[START Records supplied]

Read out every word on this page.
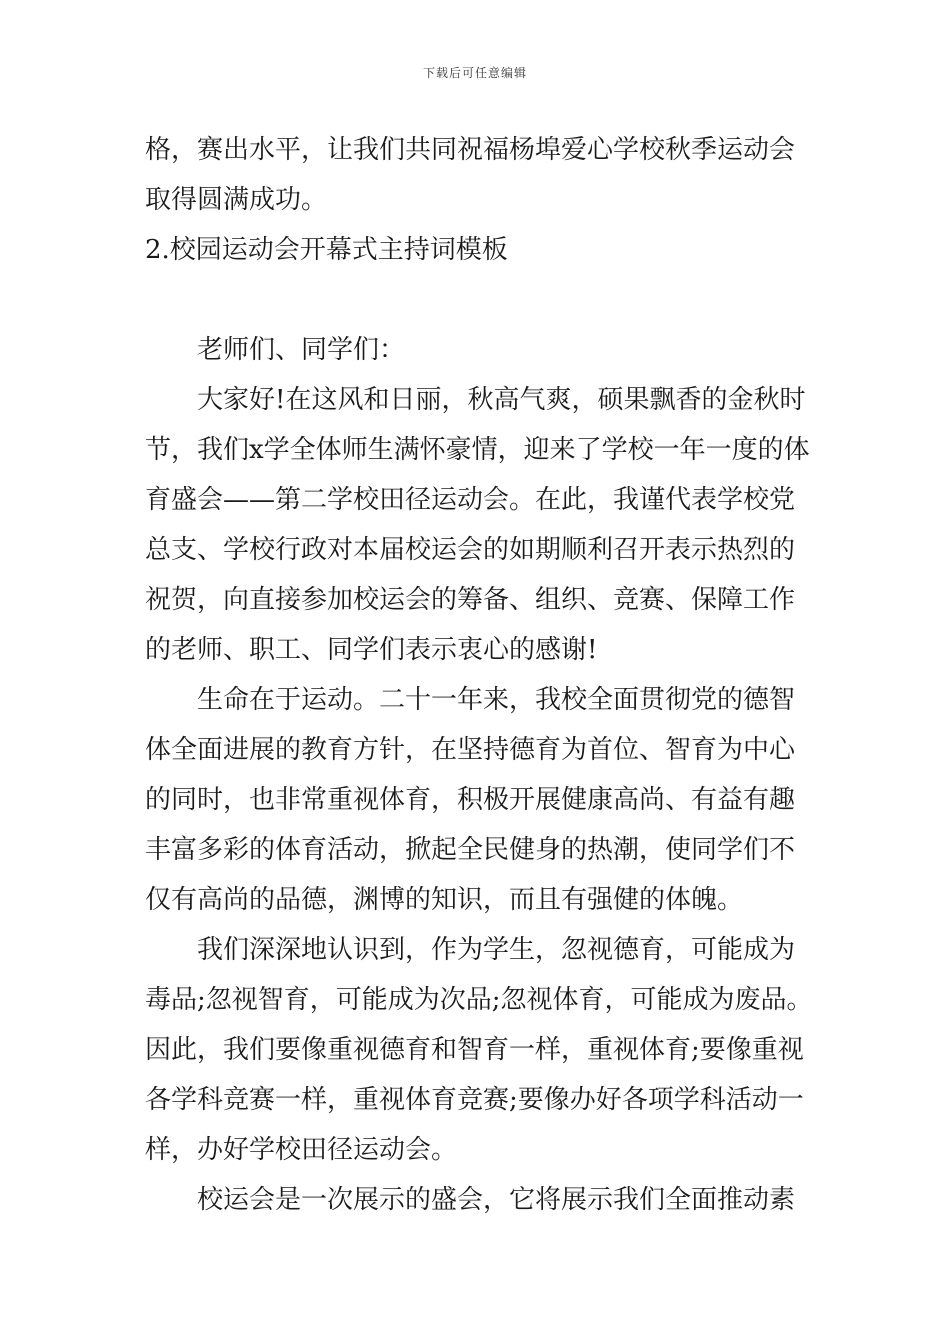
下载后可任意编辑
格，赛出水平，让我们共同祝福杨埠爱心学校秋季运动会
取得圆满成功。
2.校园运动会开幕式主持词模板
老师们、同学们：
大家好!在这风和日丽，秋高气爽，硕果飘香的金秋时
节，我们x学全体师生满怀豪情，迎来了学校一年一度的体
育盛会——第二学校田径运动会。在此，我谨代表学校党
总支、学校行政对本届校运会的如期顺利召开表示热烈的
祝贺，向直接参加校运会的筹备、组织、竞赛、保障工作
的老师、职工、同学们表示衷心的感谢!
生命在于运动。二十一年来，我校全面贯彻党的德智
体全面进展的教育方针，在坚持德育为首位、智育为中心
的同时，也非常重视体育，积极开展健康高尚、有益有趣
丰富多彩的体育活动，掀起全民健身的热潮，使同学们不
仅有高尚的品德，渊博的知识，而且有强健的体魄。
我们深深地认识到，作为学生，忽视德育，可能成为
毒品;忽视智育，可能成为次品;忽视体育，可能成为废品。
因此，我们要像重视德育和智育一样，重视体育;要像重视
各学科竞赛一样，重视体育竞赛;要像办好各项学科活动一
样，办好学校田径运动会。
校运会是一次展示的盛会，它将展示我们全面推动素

[END Records supplied]

What is needed - Reproduce each line of the records exactly, and omit every picture.

Written response -
Read out every word on this page.
下载后可任意编辑
格，赛出水平，让我们共同祝福杨埠爱心学校秋季运动会
取得圆满成功。
2.校园运动会开幕式主持词模板
老师们、同学们：
大家好!在这风和日丽，秋高气爽，硕果飘香的金秋时
节，我们x学全体师生满怀豪情，迎来了学校一年一度的体
育盛会——第二学校田径运动会。在此，我谨代表学校党
总支、学校行政对本届校运会的如期顺利召开表示热烈的
祝贺，向直接参加校运会的筹备、组织、竞赛、保障工作
的老师、职工、同学们表示衷心的感谢!
生命在于运动。二十一年来，我校全面贯彻党的德智
体全面进展的教育方针，在坚持德育为首位、智育为中心
的同时，也非常重视体育，积极开展健康高尚、有益有趣
丰富多彩的体育活动，掀起全民健身的热潮，使同学们不
仅有高尚的品德，渊博的知识，而且有强健的体魄。
我们深深地认识到，作为学生，忽视德育，可能成为
毒品;忽视智育，可能成为次品;忽视体育，可能成为废品。
因此，我们要像重视德育和智育一样，重视体育;要像重视
各学科竞赛一样，重视体育竞赛;要像办好各项学科活动一
样，办好学校田径运动会。
校运会是一次展示的盛会，它将展示我们全面推动素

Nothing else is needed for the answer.